Find the lines containing the word "this" and copy every one of them.

→ MATERIAL TO PROCESS:
■ ■ ■ ■

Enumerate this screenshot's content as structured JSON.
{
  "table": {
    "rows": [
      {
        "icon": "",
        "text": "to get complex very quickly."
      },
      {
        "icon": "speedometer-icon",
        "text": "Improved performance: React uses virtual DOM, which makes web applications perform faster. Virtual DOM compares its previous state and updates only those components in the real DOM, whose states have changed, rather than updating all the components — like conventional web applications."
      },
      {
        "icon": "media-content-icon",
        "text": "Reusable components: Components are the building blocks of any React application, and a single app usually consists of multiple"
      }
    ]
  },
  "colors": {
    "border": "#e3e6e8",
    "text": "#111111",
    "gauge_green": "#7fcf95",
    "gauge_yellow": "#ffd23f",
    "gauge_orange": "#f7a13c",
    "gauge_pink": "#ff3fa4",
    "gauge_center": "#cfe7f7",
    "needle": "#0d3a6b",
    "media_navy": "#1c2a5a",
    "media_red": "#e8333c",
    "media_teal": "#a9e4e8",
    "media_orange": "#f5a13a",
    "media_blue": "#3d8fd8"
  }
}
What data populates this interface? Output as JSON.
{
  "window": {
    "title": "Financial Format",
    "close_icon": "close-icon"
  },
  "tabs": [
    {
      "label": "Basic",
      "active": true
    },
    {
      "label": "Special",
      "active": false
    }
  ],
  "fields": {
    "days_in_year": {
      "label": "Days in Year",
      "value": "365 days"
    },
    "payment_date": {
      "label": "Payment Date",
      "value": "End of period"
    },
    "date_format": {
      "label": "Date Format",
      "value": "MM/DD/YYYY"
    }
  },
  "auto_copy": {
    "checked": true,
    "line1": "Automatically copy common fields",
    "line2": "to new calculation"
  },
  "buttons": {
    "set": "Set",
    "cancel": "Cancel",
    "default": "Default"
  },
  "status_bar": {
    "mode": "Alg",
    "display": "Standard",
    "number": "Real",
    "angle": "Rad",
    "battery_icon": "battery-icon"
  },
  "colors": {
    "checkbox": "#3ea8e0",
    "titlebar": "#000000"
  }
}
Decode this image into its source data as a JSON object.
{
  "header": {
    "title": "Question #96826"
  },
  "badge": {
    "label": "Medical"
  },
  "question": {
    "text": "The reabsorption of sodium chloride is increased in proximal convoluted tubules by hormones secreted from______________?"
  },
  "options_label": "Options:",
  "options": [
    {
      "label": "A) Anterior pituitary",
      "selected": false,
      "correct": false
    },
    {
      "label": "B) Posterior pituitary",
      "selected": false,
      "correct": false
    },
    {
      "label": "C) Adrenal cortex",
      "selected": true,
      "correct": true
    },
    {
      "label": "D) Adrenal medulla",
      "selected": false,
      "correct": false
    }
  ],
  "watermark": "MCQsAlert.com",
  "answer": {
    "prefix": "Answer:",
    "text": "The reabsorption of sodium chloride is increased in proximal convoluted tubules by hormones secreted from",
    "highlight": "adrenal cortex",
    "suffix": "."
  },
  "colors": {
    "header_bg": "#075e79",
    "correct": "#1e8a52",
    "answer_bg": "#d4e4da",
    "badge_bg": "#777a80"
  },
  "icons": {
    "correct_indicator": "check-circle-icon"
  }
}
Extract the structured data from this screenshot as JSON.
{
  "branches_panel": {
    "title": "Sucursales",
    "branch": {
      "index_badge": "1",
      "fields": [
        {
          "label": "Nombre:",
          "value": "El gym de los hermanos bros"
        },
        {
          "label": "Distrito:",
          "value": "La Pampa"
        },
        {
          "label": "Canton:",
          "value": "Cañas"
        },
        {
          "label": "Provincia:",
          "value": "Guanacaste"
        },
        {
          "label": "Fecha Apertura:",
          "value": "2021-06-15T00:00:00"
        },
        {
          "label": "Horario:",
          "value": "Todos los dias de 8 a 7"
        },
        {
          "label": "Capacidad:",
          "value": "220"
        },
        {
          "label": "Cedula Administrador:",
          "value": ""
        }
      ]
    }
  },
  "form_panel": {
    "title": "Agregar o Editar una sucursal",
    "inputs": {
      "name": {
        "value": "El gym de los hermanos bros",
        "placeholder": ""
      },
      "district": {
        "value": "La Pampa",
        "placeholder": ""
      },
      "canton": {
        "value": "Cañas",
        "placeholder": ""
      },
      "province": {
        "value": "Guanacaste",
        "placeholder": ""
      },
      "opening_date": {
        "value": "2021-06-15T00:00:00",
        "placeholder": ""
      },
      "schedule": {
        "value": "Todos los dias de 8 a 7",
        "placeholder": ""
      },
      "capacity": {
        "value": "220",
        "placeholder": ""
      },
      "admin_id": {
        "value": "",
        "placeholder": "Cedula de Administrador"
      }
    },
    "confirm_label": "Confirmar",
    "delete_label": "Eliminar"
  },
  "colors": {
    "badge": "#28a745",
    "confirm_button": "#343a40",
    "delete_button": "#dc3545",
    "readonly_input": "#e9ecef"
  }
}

■ ■ ■ ■

→ WRITTEN SOLUTION:
Enumerate this screenshot's content as structured JSON.
What data populates this interface? Output as JSON.
Decode this image into its source data as a JSON object.
Extract the structured data from this screenshot as JSON.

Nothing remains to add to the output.